## STATED EXERCISE
Filter for the word "catalina" and keep each matching line.

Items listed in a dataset
──────────────────────────────
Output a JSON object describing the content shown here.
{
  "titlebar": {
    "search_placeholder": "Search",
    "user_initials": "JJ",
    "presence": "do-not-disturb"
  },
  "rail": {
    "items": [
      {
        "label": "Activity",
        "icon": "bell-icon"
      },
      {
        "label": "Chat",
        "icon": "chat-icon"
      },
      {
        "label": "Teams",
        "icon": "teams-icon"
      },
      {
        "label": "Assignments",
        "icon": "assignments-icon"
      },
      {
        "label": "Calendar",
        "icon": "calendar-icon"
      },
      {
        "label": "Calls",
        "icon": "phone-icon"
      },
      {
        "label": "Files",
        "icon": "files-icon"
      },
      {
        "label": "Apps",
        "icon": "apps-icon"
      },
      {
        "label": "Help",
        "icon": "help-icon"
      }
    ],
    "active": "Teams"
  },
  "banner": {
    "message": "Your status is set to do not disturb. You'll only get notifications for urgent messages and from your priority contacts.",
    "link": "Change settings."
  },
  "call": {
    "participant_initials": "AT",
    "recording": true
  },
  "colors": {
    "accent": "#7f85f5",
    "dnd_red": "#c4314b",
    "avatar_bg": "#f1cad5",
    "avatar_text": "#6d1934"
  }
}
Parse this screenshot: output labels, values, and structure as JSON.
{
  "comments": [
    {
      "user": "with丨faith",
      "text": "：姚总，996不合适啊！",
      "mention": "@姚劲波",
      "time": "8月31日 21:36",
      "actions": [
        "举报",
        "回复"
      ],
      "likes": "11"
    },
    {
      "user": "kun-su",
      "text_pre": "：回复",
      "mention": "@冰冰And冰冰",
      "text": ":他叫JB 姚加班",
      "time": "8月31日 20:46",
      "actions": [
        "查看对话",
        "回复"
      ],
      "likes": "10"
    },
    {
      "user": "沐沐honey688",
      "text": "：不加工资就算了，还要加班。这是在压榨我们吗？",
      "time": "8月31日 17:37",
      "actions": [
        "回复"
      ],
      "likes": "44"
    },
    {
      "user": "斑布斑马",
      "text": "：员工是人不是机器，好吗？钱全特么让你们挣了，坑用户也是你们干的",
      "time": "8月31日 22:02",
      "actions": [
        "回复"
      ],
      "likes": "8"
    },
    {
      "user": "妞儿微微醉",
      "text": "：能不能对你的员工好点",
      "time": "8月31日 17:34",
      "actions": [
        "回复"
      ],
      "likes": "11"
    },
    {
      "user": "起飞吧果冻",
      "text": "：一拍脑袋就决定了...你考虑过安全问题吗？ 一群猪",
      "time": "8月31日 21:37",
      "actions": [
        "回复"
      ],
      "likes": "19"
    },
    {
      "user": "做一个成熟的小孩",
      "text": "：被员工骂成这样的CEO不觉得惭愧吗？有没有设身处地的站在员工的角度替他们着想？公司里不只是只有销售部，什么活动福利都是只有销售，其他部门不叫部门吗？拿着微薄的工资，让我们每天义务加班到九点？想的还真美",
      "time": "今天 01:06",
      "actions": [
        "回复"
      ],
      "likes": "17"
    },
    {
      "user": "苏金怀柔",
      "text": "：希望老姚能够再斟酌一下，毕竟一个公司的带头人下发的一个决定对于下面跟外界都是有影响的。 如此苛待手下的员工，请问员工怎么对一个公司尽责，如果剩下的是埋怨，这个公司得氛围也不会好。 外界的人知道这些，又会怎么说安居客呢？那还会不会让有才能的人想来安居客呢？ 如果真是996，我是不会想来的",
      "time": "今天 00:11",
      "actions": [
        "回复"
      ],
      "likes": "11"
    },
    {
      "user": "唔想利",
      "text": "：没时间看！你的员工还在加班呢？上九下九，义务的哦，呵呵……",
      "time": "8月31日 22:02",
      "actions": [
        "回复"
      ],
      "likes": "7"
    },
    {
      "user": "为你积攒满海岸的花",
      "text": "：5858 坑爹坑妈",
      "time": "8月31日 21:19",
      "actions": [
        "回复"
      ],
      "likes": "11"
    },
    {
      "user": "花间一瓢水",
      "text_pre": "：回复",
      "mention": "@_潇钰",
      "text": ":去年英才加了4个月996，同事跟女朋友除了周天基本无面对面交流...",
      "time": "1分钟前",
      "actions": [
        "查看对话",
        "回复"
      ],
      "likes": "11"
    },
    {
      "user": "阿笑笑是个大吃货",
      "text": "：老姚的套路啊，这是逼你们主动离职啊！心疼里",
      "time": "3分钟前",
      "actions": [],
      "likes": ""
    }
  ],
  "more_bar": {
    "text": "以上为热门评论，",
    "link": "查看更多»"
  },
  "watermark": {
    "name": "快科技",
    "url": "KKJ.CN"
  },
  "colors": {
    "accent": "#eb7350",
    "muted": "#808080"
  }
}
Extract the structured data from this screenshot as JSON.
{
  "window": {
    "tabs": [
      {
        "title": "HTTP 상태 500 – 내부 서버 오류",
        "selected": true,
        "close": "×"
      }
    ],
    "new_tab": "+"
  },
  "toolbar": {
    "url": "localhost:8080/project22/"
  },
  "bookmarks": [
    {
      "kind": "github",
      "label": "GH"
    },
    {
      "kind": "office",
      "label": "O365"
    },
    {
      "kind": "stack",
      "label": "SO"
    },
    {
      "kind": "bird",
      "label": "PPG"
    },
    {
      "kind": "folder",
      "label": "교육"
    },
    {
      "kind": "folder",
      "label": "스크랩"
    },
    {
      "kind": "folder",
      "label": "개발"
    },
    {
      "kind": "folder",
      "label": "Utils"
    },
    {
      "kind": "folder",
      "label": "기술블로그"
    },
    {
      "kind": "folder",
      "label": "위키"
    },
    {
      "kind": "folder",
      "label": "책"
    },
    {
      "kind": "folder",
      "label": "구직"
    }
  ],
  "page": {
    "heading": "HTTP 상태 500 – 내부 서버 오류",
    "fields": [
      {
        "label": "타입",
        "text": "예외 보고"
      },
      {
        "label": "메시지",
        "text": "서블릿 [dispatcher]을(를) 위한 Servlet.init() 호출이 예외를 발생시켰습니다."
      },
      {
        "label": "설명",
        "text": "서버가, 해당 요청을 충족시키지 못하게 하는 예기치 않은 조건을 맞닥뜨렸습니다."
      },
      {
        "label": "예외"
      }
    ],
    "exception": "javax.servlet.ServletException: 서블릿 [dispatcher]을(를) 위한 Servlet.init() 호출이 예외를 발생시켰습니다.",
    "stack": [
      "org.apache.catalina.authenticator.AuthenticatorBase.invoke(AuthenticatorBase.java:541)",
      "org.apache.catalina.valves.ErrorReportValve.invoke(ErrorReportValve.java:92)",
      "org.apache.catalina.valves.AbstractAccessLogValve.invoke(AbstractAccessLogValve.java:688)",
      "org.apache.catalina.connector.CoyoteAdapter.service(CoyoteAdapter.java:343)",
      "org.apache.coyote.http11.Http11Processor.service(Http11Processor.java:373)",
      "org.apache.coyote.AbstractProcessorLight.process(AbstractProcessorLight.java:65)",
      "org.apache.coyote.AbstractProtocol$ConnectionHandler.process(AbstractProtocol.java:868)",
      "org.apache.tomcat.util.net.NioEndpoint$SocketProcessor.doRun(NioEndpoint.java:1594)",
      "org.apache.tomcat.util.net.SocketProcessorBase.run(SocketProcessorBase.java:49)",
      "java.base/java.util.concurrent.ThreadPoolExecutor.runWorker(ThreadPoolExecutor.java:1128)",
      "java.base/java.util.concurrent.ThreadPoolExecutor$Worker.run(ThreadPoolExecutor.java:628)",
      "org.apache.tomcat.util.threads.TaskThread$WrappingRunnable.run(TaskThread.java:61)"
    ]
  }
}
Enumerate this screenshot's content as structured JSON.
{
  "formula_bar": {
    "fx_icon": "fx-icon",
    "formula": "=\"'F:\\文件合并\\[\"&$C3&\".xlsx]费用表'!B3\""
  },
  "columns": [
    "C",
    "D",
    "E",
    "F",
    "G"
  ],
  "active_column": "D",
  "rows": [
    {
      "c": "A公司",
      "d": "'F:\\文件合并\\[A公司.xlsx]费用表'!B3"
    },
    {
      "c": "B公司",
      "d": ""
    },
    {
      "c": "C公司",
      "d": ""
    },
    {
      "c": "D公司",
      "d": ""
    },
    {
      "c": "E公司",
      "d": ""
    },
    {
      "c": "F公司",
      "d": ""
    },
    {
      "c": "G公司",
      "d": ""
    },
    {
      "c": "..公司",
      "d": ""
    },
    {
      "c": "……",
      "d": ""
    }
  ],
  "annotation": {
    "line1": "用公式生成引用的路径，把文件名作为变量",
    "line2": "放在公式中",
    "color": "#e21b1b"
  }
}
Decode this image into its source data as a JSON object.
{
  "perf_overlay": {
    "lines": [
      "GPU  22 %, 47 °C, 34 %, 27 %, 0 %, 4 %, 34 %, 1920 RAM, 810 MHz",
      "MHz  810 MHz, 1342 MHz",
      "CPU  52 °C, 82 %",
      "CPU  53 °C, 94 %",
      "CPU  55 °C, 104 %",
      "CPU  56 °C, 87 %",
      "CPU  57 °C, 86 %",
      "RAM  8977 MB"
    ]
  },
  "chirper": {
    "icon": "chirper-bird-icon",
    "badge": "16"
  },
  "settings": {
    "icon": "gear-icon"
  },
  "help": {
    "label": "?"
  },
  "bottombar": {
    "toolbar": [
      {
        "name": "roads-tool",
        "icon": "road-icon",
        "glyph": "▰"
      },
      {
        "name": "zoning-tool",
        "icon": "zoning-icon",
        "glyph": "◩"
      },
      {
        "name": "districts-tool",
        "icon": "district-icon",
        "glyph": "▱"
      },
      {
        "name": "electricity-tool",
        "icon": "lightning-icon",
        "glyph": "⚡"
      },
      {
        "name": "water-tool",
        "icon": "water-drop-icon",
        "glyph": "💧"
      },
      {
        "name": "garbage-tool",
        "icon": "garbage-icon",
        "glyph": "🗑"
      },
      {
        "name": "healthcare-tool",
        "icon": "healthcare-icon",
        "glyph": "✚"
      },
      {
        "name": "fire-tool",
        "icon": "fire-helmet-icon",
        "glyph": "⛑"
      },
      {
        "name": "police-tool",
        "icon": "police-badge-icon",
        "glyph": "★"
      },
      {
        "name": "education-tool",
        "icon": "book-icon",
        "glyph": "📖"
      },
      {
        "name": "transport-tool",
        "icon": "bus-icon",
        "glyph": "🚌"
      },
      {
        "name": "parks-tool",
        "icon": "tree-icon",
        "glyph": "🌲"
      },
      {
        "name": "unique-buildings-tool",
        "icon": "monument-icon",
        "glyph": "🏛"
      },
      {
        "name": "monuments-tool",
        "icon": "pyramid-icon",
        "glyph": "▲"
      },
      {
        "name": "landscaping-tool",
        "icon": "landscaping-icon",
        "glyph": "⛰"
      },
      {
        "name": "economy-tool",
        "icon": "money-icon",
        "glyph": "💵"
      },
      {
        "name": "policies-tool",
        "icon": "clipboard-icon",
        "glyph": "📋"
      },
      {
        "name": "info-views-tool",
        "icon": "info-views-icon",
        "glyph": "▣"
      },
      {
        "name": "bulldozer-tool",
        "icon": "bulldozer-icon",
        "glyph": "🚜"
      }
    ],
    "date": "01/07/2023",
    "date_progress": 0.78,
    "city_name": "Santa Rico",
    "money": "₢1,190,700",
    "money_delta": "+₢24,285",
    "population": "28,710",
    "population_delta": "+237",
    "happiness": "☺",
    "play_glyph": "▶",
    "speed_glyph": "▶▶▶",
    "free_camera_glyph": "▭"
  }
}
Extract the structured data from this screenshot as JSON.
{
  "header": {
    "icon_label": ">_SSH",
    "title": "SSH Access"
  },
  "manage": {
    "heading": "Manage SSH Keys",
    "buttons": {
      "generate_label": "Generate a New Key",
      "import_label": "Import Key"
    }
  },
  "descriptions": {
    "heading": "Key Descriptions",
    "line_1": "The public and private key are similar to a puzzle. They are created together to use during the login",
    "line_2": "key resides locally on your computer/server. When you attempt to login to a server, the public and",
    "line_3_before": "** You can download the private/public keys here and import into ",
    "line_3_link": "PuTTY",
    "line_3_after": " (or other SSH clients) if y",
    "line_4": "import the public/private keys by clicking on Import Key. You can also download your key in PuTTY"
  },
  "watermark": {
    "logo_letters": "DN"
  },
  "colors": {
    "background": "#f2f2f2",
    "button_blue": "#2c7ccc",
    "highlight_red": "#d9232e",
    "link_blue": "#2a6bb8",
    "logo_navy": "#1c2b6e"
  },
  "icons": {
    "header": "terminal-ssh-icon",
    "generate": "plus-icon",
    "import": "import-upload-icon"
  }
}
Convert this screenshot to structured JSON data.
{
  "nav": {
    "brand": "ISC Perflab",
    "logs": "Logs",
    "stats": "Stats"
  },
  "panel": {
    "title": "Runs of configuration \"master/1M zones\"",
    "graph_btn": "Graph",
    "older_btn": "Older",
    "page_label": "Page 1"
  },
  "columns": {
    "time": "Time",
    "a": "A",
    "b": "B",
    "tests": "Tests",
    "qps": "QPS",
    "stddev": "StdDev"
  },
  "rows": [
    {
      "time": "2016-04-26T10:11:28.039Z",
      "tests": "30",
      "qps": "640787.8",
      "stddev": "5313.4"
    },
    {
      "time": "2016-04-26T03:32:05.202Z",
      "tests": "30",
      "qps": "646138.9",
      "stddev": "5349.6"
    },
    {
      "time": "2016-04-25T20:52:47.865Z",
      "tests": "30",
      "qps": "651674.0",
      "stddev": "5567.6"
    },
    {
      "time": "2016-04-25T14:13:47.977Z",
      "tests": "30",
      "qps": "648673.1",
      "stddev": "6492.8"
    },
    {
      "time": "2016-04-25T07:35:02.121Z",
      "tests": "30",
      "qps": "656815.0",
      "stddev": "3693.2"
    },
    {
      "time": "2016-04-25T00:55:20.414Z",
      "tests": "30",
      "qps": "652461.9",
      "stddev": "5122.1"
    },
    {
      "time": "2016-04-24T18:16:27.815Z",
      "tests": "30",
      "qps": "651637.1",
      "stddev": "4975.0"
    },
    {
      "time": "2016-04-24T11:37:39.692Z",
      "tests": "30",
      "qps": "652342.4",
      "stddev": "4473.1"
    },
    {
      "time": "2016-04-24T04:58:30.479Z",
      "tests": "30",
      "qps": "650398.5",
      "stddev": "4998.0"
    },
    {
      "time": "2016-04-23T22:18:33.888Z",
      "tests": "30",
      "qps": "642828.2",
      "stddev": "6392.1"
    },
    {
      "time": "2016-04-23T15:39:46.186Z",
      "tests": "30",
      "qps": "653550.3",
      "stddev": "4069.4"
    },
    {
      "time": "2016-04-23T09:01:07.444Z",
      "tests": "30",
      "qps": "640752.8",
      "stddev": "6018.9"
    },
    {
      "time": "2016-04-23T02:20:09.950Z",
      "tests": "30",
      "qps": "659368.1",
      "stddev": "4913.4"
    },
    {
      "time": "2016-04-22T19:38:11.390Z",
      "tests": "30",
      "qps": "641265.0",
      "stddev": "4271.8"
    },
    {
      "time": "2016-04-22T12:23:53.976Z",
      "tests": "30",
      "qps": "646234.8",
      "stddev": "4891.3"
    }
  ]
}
──────────────────────────────
## EXERCISE RESPONSE
      "org.apache.catalina.authenticator.AuthenticatorBase.invoke(AuthenticatorBase.java:541)",
      "org.apache.catalina.valves.ErrorReportValve.invoke(ErrorReportValve.java:92)",
      "org.apache.catalina.valves.AbstractAccessLogValve.invoke(AbstractAccessLogValve.java:688)",
      "org.apache.catalina.connector.CoyoteAdapter.service(CoyoteAdapter.java:343)",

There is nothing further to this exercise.